Data to process
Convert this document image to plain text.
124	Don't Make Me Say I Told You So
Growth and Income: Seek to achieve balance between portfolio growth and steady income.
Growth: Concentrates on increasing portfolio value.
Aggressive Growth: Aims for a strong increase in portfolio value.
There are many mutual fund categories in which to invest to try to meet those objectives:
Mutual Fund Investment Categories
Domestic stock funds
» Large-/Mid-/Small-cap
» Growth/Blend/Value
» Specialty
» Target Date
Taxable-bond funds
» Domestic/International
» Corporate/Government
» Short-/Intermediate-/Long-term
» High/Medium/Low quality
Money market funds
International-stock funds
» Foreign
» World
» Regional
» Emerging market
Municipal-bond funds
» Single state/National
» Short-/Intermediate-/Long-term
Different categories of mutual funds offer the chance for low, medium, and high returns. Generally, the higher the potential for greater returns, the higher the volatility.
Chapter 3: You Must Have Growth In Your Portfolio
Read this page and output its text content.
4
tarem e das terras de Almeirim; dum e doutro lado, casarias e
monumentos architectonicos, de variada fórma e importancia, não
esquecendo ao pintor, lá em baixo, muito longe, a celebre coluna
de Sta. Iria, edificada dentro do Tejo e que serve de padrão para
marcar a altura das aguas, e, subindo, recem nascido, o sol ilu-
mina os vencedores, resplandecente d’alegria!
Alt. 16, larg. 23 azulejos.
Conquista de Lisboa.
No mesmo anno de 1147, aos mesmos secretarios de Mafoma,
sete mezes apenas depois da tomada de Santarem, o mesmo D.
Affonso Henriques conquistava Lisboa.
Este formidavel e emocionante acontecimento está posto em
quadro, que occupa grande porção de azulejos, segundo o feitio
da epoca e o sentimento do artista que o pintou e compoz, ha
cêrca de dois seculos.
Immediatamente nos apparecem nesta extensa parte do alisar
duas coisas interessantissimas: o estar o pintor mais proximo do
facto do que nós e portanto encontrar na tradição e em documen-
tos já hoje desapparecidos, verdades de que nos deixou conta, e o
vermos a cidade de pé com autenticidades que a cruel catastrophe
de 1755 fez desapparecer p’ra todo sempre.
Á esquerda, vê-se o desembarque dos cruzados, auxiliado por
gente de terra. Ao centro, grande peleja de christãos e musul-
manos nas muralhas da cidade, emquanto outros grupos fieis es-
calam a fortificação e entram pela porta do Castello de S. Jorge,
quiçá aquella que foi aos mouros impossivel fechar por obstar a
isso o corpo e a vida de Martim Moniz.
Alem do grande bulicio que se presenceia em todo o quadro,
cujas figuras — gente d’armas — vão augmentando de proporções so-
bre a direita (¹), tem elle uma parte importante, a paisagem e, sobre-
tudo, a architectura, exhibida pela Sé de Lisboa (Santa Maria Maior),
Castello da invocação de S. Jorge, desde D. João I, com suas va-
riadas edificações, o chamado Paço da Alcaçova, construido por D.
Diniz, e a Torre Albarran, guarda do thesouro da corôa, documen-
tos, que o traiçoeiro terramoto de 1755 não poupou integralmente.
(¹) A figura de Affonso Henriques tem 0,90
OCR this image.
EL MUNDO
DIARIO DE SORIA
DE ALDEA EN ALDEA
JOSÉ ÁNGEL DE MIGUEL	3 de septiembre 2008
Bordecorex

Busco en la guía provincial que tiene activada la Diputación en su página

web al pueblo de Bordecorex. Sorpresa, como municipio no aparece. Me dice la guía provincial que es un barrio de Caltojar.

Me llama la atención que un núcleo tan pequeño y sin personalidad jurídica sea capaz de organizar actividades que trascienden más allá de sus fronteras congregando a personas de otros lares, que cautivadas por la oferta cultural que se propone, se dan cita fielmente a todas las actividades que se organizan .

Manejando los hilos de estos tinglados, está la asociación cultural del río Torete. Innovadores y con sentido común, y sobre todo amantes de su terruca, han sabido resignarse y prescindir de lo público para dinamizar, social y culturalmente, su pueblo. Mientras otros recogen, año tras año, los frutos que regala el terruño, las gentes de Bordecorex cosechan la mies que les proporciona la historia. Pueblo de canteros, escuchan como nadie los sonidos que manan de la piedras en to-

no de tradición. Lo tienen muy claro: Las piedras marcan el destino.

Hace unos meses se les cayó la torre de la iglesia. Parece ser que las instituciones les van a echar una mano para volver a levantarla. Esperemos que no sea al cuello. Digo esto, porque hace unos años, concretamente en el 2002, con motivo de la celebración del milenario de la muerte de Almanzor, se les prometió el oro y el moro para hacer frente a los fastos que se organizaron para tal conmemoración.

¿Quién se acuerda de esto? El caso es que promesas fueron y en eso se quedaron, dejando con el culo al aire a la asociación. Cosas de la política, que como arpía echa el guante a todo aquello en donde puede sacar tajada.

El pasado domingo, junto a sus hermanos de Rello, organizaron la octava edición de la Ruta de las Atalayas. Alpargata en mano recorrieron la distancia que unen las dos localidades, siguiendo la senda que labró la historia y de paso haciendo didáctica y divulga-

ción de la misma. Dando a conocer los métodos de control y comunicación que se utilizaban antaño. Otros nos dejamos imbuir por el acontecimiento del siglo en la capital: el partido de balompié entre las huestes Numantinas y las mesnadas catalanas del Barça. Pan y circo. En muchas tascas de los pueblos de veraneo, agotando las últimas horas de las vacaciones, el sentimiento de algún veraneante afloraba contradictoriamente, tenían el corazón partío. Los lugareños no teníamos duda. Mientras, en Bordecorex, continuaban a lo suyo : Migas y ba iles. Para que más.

Work required
Search the lines for "funds". Copy each line that has it.

Task answer
Domestic stock funds
Taxable-bond funds
Money market funds
International-stock funds
Municipal-bond funds
Different categories of mutual funds offer the chance for low, medium, and high returns. Generally, the higher the potential for greater returns, the higher the volatility.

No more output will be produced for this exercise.